** Start of Stored data **
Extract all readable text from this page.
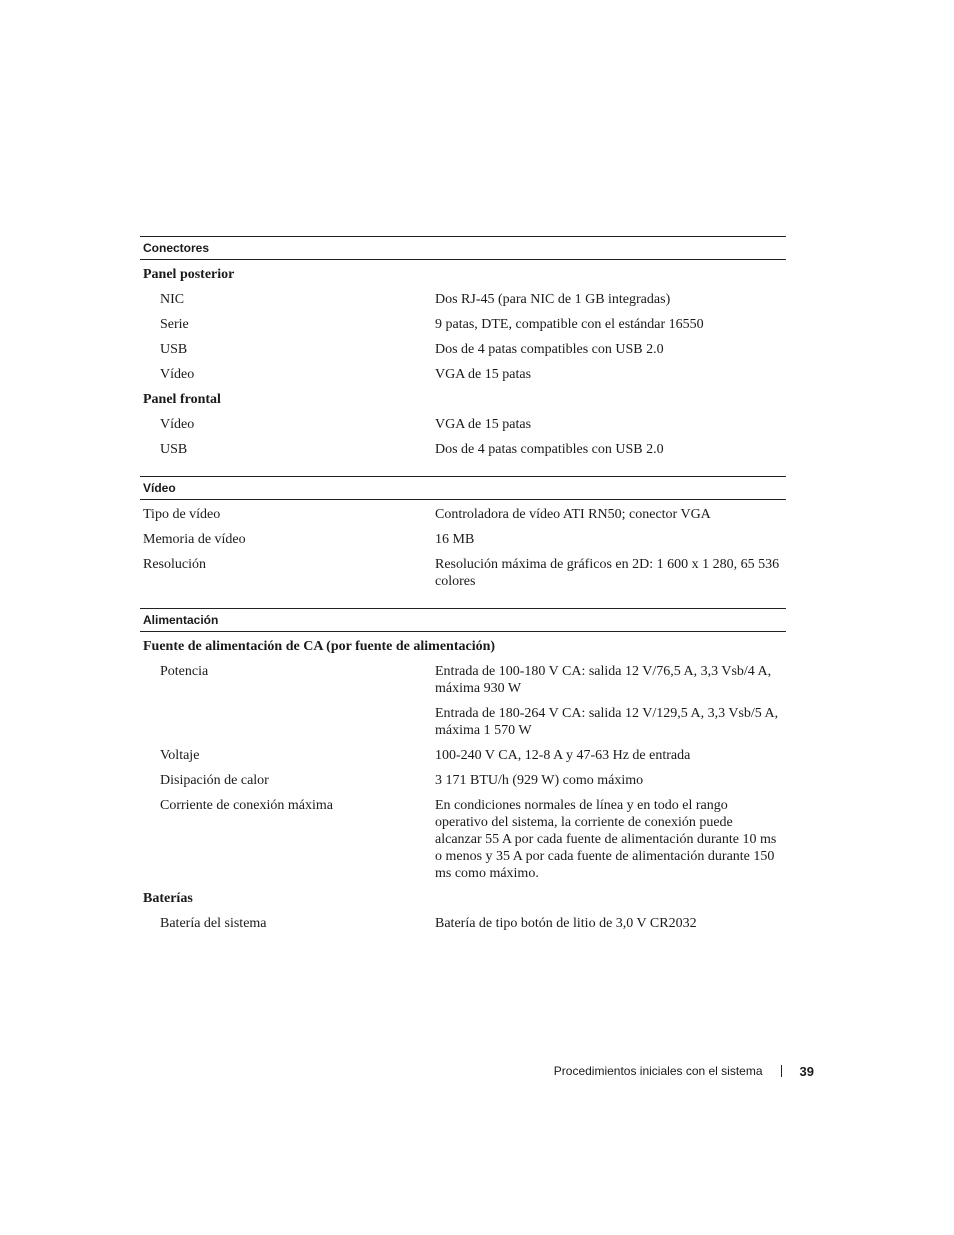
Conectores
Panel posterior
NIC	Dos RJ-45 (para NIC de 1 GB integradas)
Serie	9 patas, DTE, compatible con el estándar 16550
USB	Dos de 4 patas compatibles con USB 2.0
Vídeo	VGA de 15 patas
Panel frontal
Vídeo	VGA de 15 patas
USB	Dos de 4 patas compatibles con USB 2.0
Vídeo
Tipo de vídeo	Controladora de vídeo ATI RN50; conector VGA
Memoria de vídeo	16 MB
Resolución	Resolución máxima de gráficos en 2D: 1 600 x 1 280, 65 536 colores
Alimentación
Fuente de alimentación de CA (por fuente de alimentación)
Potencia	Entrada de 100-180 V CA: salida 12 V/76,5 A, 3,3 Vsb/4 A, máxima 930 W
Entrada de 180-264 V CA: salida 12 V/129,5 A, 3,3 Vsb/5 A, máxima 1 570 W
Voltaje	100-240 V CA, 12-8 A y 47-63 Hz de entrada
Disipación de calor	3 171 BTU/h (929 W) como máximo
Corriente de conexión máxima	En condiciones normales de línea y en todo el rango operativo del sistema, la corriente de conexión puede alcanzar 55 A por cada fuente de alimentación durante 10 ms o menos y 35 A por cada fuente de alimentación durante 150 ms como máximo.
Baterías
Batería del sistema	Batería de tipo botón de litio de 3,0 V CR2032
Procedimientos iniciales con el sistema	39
** End of Stored data **
- **Problem details**:
Reproduce every record word for word. The copy must contain no pictures.

- **Solved problem**:
Extract all readable text from this page.
Conectores
Panel posterior
NIC	Dos RJ-45 (para NIC de 1 GB integradas)
Serie	9 patas, DTE, compatible con el estándar 16550
USB	Dos de 4 patas compatibles con USB 2.0
Vídeo	VGA de 15 patas
Panel frontal
Vídeo	VGA de 15 patas
USB	Dos de 4 patas compatibles con USB 2.0
Vídeo
Tipo de vídeo	Controladora de vídeo ATI RN50; conector VGA
Memoria de vídeo	16 MB
Resolución	Resolución máxima de gráficos en 2D: 1 600 x 1 280, 65 536 colores
Alimentación
Fuente de alimentación de CA (por fuente de alimentación)
Potencia	Entrada de 100-180 V CA: salida 12 V/76,5 A, 3,3 Vsb/4 A, máxima 930 W
Entrada de 180-264 V CA: salida 12 V/129,5 A, 3,3 Vsb/5 A, máxima 1 570 W
Voltaje	100-240 V CA, 12-8 A y 47-63 Hz de entrada
Disipación de calor	3 171 BTU/h (929 W) como máximo
Corriente de conexión máxima	En condiciones normales de línea y en todo el rango operativo del sistema, la corriente de conexión puede alcanzar 55 A por cada fuente de alimentación durante 10 ms o menos y 35 A por cada fuente de alimentación durante 150 ms como máximo.
Baterías
Batería del sistema	Batería de tipo botón de litio de 3,0 V CR2032
Procedimientos iniciales con el sistema	39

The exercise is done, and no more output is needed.